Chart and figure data
※ ※ ※

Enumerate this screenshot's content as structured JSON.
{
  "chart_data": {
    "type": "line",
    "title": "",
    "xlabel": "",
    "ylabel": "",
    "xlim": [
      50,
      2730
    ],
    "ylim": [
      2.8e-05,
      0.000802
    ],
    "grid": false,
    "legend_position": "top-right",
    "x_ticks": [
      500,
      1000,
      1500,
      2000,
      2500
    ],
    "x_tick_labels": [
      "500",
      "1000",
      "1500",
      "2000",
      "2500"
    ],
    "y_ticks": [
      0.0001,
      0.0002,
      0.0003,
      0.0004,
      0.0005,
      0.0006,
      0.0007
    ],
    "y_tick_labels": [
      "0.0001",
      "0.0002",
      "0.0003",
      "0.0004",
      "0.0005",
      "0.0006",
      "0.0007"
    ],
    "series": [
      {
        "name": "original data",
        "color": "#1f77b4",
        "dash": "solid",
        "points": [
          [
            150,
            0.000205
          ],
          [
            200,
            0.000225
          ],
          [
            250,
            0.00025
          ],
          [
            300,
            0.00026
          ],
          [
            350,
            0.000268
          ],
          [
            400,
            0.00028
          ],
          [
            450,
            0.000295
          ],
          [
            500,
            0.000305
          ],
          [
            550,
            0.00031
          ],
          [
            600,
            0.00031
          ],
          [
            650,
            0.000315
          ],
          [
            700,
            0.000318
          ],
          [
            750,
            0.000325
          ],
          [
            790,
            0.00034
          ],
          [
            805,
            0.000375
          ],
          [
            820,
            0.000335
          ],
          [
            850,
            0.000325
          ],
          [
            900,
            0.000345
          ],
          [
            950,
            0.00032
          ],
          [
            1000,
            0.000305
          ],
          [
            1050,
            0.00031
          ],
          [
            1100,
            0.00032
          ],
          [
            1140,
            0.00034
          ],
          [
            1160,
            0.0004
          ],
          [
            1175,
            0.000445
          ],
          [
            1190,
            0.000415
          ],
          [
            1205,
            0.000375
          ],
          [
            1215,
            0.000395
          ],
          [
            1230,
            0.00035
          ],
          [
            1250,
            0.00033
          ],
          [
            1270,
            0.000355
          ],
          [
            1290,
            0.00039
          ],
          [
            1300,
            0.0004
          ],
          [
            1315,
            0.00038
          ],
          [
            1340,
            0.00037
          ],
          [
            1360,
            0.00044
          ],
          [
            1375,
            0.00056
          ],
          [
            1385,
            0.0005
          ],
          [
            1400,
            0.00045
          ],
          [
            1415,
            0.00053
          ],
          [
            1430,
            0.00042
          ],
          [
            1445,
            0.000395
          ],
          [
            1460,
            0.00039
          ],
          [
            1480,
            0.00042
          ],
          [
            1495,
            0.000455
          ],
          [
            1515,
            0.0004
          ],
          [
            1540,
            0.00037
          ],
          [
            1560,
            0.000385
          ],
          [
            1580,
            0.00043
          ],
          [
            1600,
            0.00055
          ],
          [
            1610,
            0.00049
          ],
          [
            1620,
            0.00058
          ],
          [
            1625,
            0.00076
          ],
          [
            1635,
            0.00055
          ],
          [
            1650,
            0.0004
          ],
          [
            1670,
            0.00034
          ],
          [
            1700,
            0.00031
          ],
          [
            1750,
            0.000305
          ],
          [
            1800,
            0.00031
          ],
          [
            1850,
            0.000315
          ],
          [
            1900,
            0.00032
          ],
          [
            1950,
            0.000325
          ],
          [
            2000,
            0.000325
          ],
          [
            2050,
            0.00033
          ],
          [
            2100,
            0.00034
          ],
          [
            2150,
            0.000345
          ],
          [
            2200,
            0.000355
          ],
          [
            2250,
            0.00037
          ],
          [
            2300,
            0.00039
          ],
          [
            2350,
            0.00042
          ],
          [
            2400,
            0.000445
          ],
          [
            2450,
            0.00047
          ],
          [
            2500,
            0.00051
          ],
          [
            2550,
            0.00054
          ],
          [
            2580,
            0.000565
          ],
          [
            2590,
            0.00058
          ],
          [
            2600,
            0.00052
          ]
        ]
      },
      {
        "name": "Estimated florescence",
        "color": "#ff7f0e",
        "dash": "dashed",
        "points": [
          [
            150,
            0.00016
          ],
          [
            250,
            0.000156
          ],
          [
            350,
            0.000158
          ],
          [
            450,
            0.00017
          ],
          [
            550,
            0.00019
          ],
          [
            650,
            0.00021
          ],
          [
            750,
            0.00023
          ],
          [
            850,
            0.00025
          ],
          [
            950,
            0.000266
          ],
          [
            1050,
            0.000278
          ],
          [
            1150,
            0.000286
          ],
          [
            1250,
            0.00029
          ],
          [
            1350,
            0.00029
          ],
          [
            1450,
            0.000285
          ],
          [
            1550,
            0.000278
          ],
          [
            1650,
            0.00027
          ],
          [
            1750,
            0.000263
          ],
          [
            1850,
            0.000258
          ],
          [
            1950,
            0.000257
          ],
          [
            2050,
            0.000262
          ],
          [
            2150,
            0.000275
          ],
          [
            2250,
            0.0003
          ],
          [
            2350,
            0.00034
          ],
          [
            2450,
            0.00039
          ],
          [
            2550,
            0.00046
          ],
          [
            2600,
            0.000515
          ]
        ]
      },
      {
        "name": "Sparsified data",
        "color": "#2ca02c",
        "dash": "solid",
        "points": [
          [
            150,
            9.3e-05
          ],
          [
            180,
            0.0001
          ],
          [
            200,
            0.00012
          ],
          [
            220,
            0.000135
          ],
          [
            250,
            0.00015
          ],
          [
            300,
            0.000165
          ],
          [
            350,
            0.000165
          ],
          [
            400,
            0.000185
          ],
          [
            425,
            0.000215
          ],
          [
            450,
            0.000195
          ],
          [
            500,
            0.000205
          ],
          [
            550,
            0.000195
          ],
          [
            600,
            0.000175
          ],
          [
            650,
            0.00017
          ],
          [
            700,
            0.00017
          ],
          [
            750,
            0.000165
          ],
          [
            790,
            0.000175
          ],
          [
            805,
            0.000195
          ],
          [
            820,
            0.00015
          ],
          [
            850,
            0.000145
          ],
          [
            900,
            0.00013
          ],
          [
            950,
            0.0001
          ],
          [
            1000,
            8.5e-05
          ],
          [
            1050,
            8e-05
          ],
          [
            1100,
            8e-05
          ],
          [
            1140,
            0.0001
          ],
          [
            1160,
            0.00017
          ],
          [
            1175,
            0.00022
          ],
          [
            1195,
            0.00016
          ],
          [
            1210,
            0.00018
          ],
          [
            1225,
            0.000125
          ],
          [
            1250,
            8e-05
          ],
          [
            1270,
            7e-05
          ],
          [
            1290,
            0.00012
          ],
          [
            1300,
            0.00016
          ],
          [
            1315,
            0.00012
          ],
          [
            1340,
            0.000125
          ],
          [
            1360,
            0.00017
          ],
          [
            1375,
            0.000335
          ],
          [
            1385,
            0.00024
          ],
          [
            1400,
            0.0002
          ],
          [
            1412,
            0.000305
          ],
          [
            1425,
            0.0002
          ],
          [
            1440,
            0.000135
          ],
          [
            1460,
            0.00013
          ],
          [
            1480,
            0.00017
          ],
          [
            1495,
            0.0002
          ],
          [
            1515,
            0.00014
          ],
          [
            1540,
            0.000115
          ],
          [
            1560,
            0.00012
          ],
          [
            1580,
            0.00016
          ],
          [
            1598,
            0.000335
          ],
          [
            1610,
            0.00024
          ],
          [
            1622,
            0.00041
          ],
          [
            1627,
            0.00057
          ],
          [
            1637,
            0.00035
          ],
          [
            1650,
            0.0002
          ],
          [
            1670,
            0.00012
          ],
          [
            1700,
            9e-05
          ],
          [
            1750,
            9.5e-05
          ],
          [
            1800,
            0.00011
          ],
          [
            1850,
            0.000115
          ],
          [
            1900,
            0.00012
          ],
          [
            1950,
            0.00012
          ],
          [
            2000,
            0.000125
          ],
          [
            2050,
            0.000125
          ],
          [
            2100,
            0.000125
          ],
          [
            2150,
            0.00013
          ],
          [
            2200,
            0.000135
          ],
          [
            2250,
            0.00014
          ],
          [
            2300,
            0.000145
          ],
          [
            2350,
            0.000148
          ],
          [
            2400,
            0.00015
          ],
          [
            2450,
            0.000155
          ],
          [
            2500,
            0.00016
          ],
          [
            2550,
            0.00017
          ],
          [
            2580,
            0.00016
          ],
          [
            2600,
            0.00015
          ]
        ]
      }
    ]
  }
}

※ ※ ※

Using the listing above, gather each line that holds the string "color" and copy it.

### SOLUTION FOR THIS PROBLEM
        "color": "#1f77b4",
        "color": "#ff7f0e",
        "color": "#2ca02c",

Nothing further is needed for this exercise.